**EXERCISE OBJECTIVE:**
Say how many lines hold the string "Connection", and nothing more.
----- INPUT MATERIAL
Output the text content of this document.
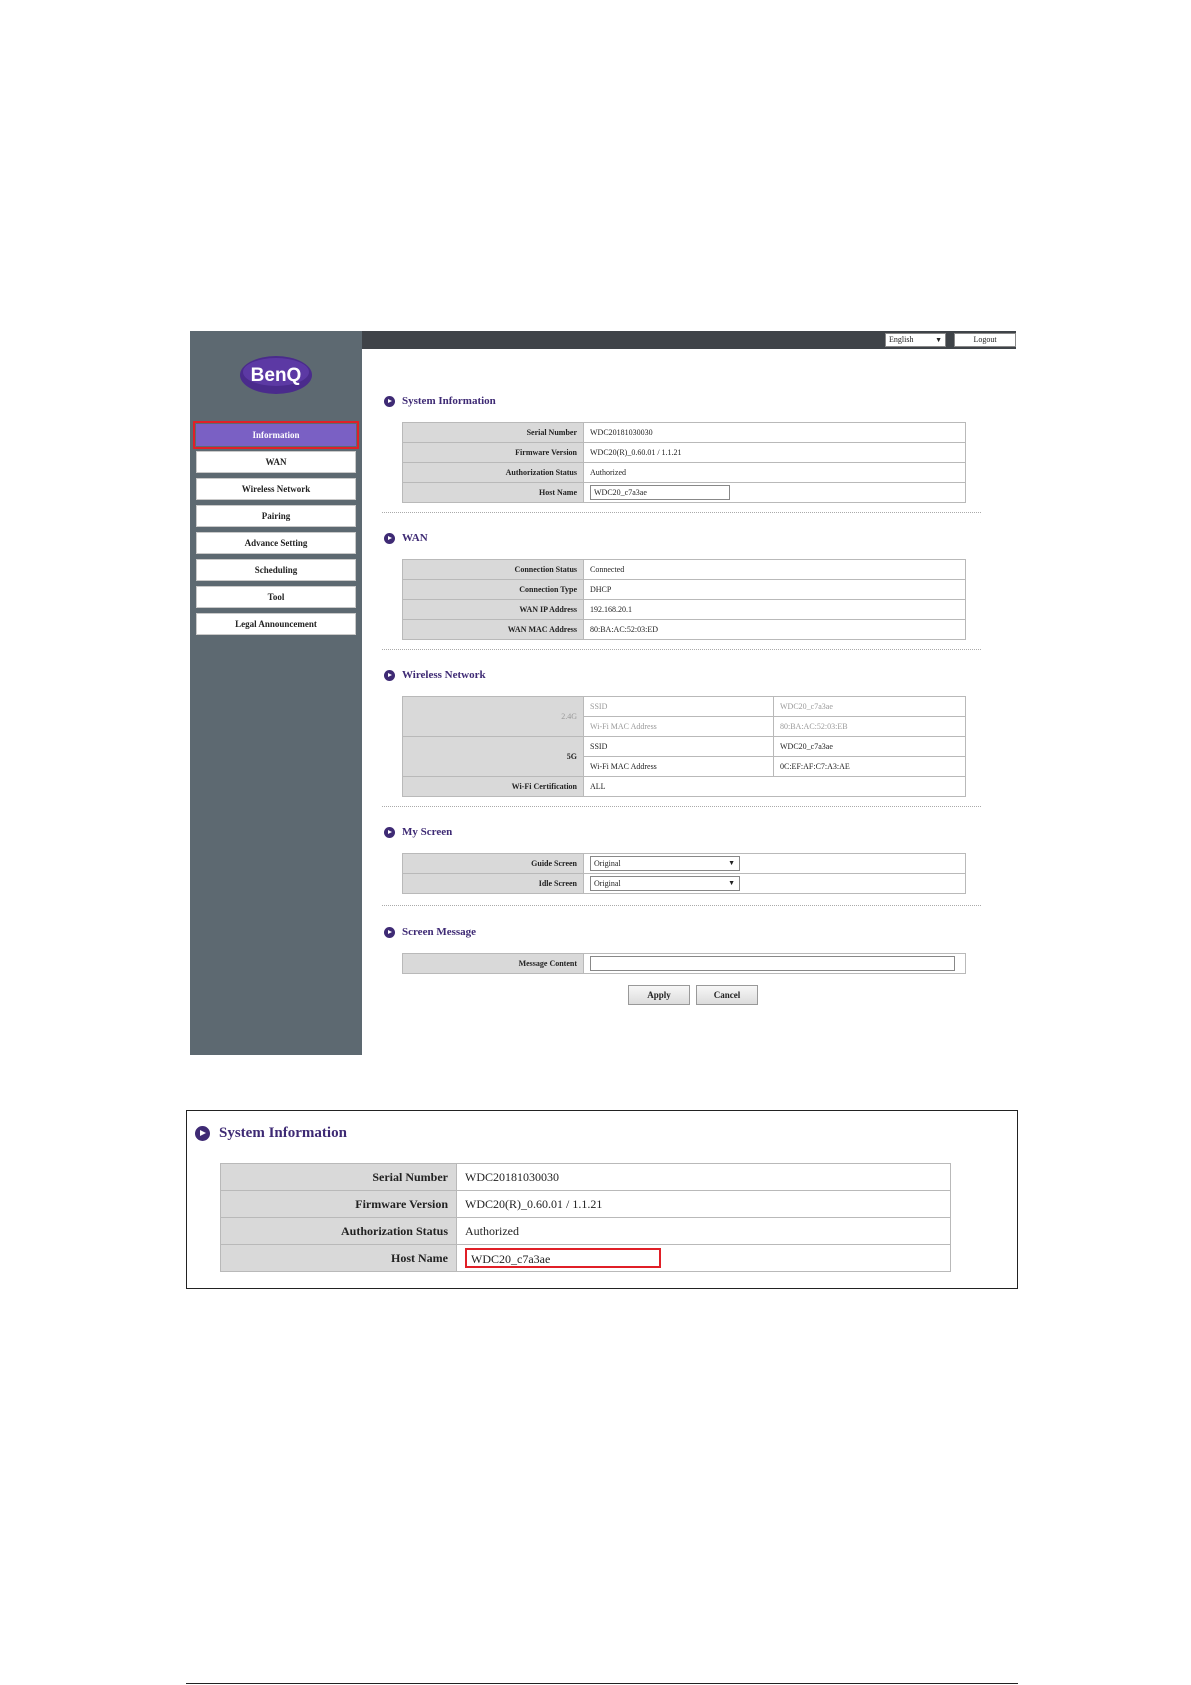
BenQ
Information
WAN
Wireless Network
Pairing
Advance Setting
Scheduling
Tool
Legal Announcement
English	▼	Logout
System Information
Serial Number	WDC20181030030
Firmware Version	WDC20(R)_0.60.01 / 1.1.21
Authorization Status	Authorized
Host Name	WDC20_c7a3ae
WAN
Connection Status	Connected
Connection Type	DHCP
WAN IP Address	192.168.20.1
WAN MAC Address	80:BA:AC:52:03:ED
Wireless Network
2.4G	SSID	WDC20_c7a3ae
	Wi-Fi MAC Address	80:BA:AC:52:03:EB
5G	SSID	WDC20_c7a3ae
	Wi-Fi MAC Address	0C:EF:AF:C7:A3:AE
Wi-Fi Certification	ALL	
My Screen
Guide Screen	Original ▼

Idle Screen	Original ▼
Screen Message
Message Content	
Apply	Cancel
System Information
Serial Number	WDC20181030030
Firmware Version	WDC20(R)_0.60.01 / 1.1.21
Authorization Status	Authorized
Host Name	WDC20_c7a3ae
----------
**SOLVED EXERCISE:**
2